> [Input]:

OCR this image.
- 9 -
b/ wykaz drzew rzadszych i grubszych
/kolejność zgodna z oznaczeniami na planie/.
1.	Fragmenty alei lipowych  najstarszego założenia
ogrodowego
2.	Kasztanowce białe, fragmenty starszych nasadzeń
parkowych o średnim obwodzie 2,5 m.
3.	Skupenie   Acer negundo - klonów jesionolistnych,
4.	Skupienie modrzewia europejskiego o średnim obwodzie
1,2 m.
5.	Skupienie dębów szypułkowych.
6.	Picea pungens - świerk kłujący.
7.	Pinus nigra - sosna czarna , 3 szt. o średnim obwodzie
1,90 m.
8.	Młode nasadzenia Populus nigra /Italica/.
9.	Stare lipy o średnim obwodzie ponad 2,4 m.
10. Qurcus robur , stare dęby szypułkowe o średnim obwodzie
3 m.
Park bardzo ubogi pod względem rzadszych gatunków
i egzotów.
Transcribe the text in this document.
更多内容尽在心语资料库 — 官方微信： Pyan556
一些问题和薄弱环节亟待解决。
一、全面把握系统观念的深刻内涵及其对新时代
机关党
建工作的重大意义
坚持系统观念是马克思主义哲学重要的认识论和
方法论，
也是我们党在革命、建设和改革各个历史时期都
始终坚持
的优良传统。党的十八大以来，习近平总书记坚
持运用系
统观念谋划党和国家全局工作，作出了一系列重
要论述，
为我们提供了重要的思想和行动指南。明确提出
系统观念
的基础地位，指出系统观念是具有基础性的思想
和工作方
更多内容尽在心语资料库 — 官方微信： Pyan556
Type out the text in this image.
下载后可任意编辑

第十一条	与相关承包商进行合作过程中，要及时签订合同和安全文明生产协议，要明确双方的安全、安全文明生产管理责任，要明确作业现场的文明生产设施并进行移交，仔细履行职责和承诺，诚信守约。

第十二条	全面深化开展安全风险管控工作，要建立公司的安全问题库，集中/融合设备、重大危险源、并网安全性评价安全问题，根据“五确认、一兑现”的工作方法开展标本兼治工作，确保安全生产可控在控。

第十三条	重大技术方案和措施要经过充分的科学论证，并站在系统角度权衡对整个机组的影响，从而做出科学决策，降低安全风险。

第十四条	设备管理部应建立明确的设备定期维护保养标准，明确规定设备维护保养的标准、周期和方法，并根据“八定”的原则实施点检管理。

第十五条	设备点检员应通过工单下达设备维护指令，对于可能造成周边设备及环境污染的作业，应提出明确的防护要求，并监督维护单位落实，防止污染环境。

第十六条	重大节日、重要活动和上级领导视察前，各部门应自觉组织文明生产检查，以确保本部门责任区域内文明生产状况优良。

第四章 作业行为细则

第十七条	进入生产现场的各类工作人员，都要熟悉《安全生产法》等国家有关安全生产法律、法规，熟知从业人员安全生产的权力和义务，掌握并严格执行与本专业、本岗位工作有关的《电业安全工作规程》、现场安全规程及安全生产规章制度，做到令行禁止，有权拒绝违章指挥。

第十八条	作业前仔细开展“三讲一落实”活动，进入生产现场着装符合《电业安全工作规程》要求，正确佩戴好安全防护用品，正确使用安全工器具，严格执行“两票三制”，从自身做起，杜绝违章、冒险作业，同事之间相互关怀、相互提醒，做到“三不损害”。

> [What the task asks]: Extract every record. Keep wording exact.

> [Solution to the problem]:
OCR this image.
- 9 -
b/ wykaz drzew rzadszych i grubszych
/kolejność zgodna z oznaczeniami na planie/.
1.	Fragmenty alei lipowych  najstarszego założenia
ogrodowego
2.	Kasztanowce białe, fragmenty starszych nasadzeń
parkowych o średnim obwodzie 2,5 m.
3.	Skupenie   Acer negundo - klonów jesionolistnych,
4.	Skupienie modrzewia europejskiego o średnim obwodzie
1,2 m.
5.	Skupienie dębów szypułkowych.
6.	Picea pungens - świerk kłujący.
7.	Pinus nigra - sosna czarna , 3 szt. o średnim obwodzie
1,90 m.
8.	Młode nasadzenia Populus nigra /Italica/.
9.	Stare lipy o średnim obwodzie ponad 2,4 m.
10. Qurcus robur , stare dęby szypułkowe o średnim obwodzie
3 m.
Park bardzo ubogi pod względem rzadszych gatunków
i egzotów.
Transcribe the text in this document.
更多内容尽在心语资料库 — 官方微信： Pyan556
一些问题和薄弱环节亟待解决。
一、全面把握系统观念的深刻内涵及其对新时代
机关党
建工作的重大意义
坚持系统观念是马克思主义哲学重要的认识论和
方法论，
也是我们党在革命、建设和改革各个历史时期都
始终坚持
的优良传统。党的十八大以来，习近平总书记坚
持运用系
统观念谋划党和国家全局工作，作出了一系列重
要论述，
为我们提供了重要的思想和行动指南。明确提出
系统观念
的基础地位，指出系统观念是具有基础性的思想
和工作方
更多内容尽在心语资料库 — 官方微信： Pyan556
Type out the text in this image.
下载后可任意编辑

第十一条	与相关承包商进行合作过程中，要及时签订合同和安全文明生产协议，要明确双方的安全、安全文明生产管理责任，要明确作业现场的文明生产设施并进行移交，仔细履行职责和承诺，诚信守约。

第十二条	全面深化开展安全风险管控工作，要建立公司的安全问题库，集中/融合设备、重大危险源、并网安全性评价安全问题，根据“五确认、一兑现”的工作方法开展标本兼治工作，确保安全生产可控在控。

第十三条	重大技术方案和措施要经过充分的科学论证，并站在系统角度权衡对整个机组的影响，从而做出科学决策，降低安全风险。

第十四条	设备管理部应建立明确的设备定期维护保养标准，明确规定设备维护保养的标准、周期和方法，并根据“八定”的原则实施点检管理。

第十五条	设备点检员应通过工单下达设备维护指令，对于可能造成周边设备及环境污染的作业，应提出明确的防护要求，并监督维护单位落实，防止污染环境。

第十六条	重大节日、重要活动和上级领导视察前，各部门应自觉组织文明生产检查，以确保本部门责任区域内文明生产状况优良。

第四章 作业行为细则

第十七条	进入生产现场的各类工作人员，都要熟悉《安全生产法》等国家有关安全生产法律、法规，熟知从业人员安全生产的权力和义务，掌握并严格执行与本专业、本岗位工作有关的《电业安全工作规程》、现场安全规程及安全生产规章制度，做到令行禁止，有权拒绝违章指挥。

第十八条	作业前仔细开展“三讲一落实”活动，进入生产现场着装符合《电业安全工作规程》要求，正确佩戴好安全防护用品，正确使用安全工器具，严格执行“两票三制”，从自身做起，杜绝违章、冒险作业，同事之间相互关怀、相互提醒，做到“三不损害”。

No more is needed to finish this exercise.